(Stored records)
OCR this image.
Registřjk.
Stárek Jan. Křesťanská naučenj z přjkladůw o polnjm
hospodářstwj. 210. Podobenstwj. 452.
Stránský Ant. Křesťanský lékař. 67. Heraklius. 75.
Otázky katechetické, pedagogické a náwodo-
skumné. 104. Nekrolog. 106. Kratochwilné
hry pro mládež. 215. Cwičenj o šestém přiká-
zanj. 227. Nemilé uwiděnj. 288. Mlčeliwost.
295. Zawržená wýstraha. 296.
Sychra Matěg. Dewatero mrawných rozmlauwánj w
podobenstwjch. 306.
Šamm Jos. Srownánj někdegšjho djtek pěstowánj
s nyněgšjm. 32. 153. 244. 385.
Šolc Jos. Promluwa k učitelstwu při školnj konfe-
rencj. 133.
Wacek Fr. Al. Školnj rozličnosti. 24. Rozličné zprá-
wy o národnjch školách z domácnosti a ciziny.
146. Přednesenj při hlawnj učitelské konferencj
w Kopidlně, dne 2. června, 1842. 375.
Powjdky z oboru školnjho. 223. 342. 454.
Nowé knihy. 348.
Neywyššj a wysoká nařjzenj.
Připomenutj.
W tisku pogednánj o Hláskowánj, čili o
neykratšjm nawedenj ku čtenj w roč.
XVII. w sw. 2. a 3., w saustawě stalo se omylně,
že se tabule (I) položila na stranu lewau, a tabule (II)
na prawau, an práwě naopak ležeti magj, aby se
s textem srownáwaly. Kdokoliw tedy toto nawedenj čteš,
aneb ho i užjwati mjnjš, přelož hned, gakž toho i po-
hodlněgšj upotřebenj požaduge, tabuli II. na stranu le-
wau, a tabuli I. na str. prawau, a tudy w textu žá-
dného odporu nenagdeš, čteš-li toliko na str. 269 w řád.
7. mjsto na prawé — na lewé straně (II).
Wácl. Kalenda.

WHAT IS NEEDED - Each line in the material above must be retyped without alteration.

EXERCISE RESPONSE -
OCR this image.
Registřjk.
Stárek Jan. Křesťanská naučenj z přjkladůw o polnjm
hospodářstwj. 210. Podobenstwj. 452.
Stránský Ant. Křesťanský lékař. 67. Heraklius. 75.
Otázky katechetické, pedagogické a náwodo-
skumné. 104. Nekrolog. 106. Kratochwilné
hry pro mládež. 215. Cwičenj o šestém přiká-
zanj. 227. Nemilé uwiděnj. 288. Mlčeliwost.
295. Zawržená wýstraha. 296.
Sychra Matěg. Dewatero mrawných rozmlauwánj w
podobenstwjch. 306.
Šamm Jos. Srownánj někdegšjho djtek pěstowánj
s nyněgšjm. 32. 153. 244. 385.
Šolc Jos. Promluwa k učitelstwu při školnj konfe-
rencj. 133.
Wacek Fr. Al. Školnj rozličnosti. 24. Rozličné zprá-
wy o národnjch školách z domácnosti a ciziny.
146. Přednesenj při hlawnj učitelské konferencj
w Kopidlně, dne 2. června, 1842. 375.
Powjdky z oboru školnjho. 223. 342. 454.
Nowé knihy. 348.
Neywyššj a wysoká nařjzenj.
Připomenutj.
W tisku pogednánj o Hláskowánj, čili o
neykratšjm nawedenj ku čtenj w roč.
XVII. w sw. 2. a 3., w saustawě stalo se omylně,
že se tabule (I) položila na stranu lewau, a tabule (II)
na prawau, an práwě naopak ležeti magj, aby se
s textem srownáwaly. Kdokoliw tedy toto nawedenj čteš,
aneb ho i užjwati mjnjš, přelož hned, gakž toho i po-
hodlněgšj upotřebenj požaduge, tabuli II. na stranu le-
wau, a tabuli I. na str. prawau, a tudy w textu žá-
dného odporu nenagdeš, čteš-li toliko na str. 269 w řád.
7. mjsto na prawé — na lewé straně (II).
Wácl. Kalenda.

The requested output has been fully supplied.